Task to carry out
Repeat each line word for word.

[Figure contents as structured data]
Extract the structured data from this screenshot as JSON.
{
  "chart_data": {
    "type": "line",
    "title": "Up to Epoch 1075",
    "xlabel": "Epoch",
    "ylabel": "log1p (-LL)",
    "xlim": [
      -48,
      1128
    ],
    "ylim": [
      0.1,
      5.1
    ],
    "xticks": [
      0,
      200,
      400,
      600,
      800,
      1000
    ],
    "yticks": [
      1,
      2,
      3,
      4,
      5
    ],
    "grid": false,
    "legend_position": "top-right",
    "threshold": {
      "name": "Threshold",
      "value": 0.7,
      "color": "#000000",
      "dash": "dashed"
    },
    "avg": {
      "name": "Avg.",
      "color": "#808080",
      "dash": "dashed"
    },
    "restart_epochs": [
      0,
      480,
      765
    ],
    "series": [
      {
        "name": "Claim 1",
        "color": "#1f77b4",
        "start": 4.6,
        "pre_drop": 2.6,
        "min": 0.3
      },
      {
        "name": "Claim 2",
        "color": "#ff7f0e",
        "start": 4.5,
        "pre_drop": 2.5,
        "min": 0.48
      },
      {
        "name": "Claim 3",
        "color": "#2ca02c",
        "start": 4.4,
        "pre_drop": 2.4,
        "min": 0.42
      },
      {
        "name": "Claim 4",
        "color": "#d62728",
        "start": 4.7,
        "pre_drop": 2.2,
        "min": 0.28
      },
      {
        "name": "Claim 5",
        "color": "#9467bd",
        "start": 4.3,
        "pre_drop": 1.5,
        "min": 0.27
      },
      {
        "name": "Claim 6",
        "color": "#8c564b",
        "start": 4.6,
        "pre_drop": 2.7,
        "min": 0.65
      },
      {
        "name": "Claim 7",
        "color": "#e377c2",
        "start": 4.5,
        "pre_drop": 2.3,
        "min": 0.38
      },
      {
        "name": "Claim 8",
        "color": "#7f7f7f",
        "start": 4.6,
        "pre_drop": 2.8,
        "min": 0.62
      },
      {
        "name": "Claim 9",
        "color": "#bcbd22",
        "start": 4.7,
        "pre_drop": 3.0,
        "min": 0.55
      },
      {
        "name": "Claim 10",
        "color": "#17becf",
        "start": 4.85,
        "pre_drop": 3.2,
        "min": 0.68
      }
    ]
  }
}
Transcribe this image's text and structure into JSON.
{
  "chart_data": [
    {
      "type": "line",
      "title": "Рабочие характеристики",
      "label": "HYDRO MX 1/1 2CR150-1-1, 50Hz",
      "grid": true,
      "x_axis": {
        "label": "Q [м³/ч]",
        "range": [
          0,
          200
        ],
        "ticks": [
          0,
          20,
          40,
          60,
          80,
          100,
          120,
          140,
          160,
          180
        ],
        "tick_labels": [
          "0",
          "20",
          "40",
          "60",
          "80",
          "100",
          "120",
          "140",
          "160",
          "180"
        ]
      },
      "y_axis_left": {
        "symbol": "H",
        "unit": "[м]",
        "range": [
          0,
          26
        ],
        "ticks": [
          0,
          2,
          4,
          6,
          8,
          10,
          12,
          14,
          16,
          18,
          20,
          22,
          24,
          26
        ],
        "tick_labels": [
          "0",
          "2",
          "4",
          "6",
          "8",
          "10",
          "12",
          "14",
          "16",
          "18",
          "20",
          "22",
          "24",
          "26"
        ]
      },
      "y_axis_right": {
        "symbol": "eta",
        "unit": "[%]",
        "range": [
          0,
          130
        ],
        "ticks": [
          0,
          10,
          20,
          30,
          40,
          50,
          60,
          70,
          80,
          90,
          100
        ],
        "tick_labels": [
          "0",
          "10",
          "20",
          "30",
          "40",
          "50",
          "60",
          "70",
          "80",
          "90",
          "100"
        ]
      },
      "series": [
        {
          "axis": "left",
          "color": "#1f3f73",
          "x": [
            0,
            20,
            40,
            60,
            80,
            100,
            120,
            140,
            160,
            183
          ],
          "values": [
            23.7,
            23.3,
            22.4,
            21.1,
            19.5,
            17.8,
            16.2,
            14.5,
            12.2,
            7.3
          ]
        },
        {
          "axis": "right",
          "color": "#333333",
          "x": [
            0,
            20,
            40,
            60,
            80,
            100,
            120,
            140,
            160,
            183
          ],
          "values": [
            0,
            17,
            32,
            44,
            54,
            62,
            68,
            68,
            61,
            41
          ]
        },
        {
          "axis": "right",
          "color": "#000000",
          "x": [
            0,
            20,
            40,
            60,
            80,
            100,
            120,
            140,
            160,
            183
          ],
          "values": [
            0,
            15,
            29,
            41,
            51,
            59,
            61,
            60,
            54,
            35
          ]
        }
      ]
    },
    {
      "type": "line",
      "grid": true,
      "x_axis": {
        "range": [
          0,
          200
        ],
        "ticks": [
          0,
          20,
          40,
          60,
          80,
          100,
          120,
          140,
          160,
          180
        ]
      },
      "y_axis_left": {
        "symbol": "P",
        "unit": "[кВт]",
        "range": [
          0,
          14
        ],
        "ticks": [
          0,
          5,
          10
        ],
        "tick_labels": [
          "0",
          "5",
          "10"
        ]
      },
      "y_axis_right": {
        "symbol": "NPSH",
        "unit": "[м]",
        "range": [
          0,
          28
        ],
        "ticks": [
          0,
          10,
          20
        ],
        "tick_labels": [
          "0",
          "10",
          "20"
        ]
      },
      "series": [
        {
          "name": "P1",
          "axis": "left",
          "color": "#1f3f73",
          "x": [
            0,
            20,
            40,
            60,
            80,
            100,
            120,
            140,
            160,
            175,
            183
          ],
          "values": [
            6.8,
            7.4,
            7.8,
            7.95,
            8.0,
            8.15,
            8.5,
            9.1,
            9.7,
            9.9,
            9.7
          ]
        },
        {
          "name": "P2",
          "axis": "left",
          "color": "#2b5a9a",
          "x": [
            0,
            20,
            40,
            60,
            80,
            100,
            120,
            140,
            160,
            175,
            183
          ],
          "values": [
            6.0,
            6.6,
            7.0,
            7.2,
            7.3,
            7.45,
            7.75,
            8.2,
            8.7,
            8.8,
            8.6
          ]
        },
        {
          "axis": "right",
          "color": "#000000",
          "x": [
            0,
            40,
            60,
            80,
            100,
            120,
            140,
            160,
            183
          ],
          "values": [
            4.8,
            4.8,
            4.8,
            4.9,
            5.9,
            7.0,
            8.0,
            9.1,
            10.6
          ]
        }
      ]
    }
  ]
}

Problem solution
Extract the structured data from this screenshot as JSON.
{
  "chart_data": {
    "type": "line",
    "title": "Up to Epoch 1075",
    "xlabel": "Epoch",
    "ylabel": "log1p (-LL)",
    "xlim": [
      -48,
      1128
    ],
    "ylim": [
      0.1,
      5.1
    ],
    "xticks": [
      0,
      200,
      400,
      600,
      800,
      1000
    ],
    "yticks": [
      1,
      2,
      3,
      4,
      5
    ],
    "grid": false,
    "legend_position": "top-right",
    "threshold": {
      "name": "Threshold",
      "value": 0.7,
      "color": "#000000",
      "dash": "dashed"
    },
    "avg": {
      "name": "Avg.",
      "color": "#808080",
      "dash": "dashed"
    },
    "restart_epochs": [
      0,
      480,
      765
    ],
    "series": [
      {
        "name": "Claim 1",
        "color": "#1f77b4",
        "start": 4.6,
        "pre_drop": 2.6,
        "min": 0.3
      },
      {
        "name": "Claim 2",
        "color": "#ff7f0e",
        "start": 4.5,
        "pre_drop": 2.5,
        "min": 0.48
      },
      {
        "name": "Claim 3",
        "color": "#2ca02c",
        "start": 4.4,
        "pre_drop": 2.4,
        "min": 0.42
      },
      {
        "name": "Claim 4",
        "color": "#d62728",
        "start": 4.7,
        "pre_drop": 2.2,
        "min": 0.28
      },
      {
        "name": "Claim 5",
        "color": "#9467bd",
        "start": 4.3,
        "pre_drop": 1.5,
        "min": 0.27
      },
      {
        "name": "Claim 6",
        "color": "#8c564b",
        "start": 4.6,
        "pre_drop": 2.7,
        "min": 0.65
      },
      {
        "name": "Claim 7",
        "color": "#e377c2",
        "start": 4.5,
        "pre_drop": 2.3,
        "min": 0.38
      },
      {
        "name": "Claim 8",
        "color": "#7f7f7f",
        "start": 4.6,
        "pre_drop": 2.8,
        "min": 0.62
      },
      {
        "name": "Claim 9",
        "color": "#bcbd22",
        "start": 4.7,
        "pre_drop": 3.0,
        "min": 0.55
      },
      {
        "name": "Claim 10",
        "color": "#17becf",
        "start": 4.85,
        "pre_drop": 3.2,
        "min": 0.68
      }
    ]
  }
}
Transcribe this image's text and structure into JSON.
{
  "chart_data": [
    {
      "type": "line",
      "title": "Рабочие характеристики",
      "label": "HYDRO MX 1/1 2CR150-1-1, 50Hz",
      "grid": true,
      "x_axis": {
        "label": "Q [м³/ч]",
        "range": [
          0,
          200
        ],
        "ticks": [
          0,
          20,
          40,
          60,
          80,
          100,
          120,
          140,
          160,
          180
        ],
        "tick_labels": [
          "0",
          "20",
          "40",
          "60",
          "80",
          "100",
          "120",
          "140",
          "160",
          "180"
        ]
      },
      "y_axis_left": {
        "symbol": "H",
        "unit": "[м]",
        "range": [
          0,
          26
        ],
        "ticks": [
          0,
          2,
          4,
          6,
          8,
          10,
          12,
          14,
          16,
          18,
          20,
          22,
          24,
          26
        ],
        "tick_labels": [
          "0",
          "2",
          "4",
          "6",
          "8",
          "10",
          "12",
          "14",
          "16",
          "18",
          "20",
          "22",
          "24",
          "26"
        ]
      },
      "y_axis_right": {
        "symbol": "eta",
        "unit": "[%]",
        "range": [
          0,
          130
        ],
        "ticks": [
          0,
          10,
          20,
          30,
          40,
          50,
          60,
          70,
          80,
          90,
          100
        ],
        "tick_labels": [
          "0",
          "10",
          "20",
          "30",
          "40",
          "50",
          "60",
          "70",
          "80",
          "90",
          "100"
        ]
      },
      "series": [
        {
          "axis": "left",
          "color": "#1f3f73",
          "x": [
            0,
            20,
            40,
            60,
            80,
            100,
            120,
            140,
            160,
            183
          ],
          "values": [
            23.7,
            23.3,
            22.4,
            21.1,
            19.5,
            17.8,
            16.2,
            14.5,
            12.2,
            7.3
          ]
        },
        {
          "axis": "right",
          "color": "#333333",
          "x": [
            0,
            20,
            40,
            60,
            80,
            100,
            120,
            140,
            160,
            183
          ],
          "values": [
            0,
            17,
            32,
            44,
            54,
            62,
            68,
            68,
            61,
            41
          ]
        },
        {
          "axis": "right",
          "color": "#000000",
          "x": [
            0,
            20,
            40,
            60,
            80,
            100,
            120,
            140,
            160,
            183
          ],
          "values": [
            0,
            15,
            29,
            41,
            51,
            59,
            61,
            60,
            54,
            35
          ]
        }
      ]
    },
    {
      "type": "line",
      "grid": true,
      "x_axis": {
        "range": [
          0,
          200
        ],
        "ticks": [
          0,
          20,
          40,
          60,
          80,
          100,
          120,
          140,
          160,
          180
        ]
      },
      "y_axis_left": {
        "symbol": "P",
        "unit": "[кВт]",
        "range": [
          0,
          14
        ],
        "ticks": [
          0,
          5,
          10
        ],
        "tick_labels": [
          "0",
          "5",
          "10"
        ]
      },
      "y_axis_right": {
        "symbol": "NPSH",
        "unit": "[м]",
        "range": [
          0,
          28
        ],
        "ticks": [
          0,
          10,
          20
        ],
        "tick_labels": [
          "0",
          "10",
          "20"
        ]
      },
      "series": [
        {
          "name": "P1",
          "axis": "left",
          "color": "#1f3f73",
          "x": [
            0,
            20,
            40,
            60,
            80,
            100,
            120,
            140,
            160,
            175,
            183
          ],
          "values": [
            6.8,
            7.4,
            7.8,
            7.95,
            8.0,
            8.15,
            8.5,
            9.1,
            9.7,
            9.9,
            9.7
          ]
        },
        {
          "name": "P2",
          "axis": "left",
          "color": "#2b5a9a",
          "x": [
            0,
            20,
            40,
            60,
            80,
            100,
            120,
            140,
            160,
            175,
            183
          ],
          "values": [
            6.0,
            6.6,
            7.0,
            7.2,
            7.3,
            7.45,
            7.75,
            8.2,
            8.7,
            8.8,
            8.6
          ]
        },
        {
          "axis": "right",
          "color": "#000000",
          "x": [
            0,
            40,
            60,
            80,
            100,
            120,
            140,
            160,
            183
          ],
          "values": [
            4.8,
            4.8,
            4.8,
            4.9,
            5.9,
            7.0,
            8.0,
            9.1,
            10.6
          ]
        }
      ]
    }
  ]
}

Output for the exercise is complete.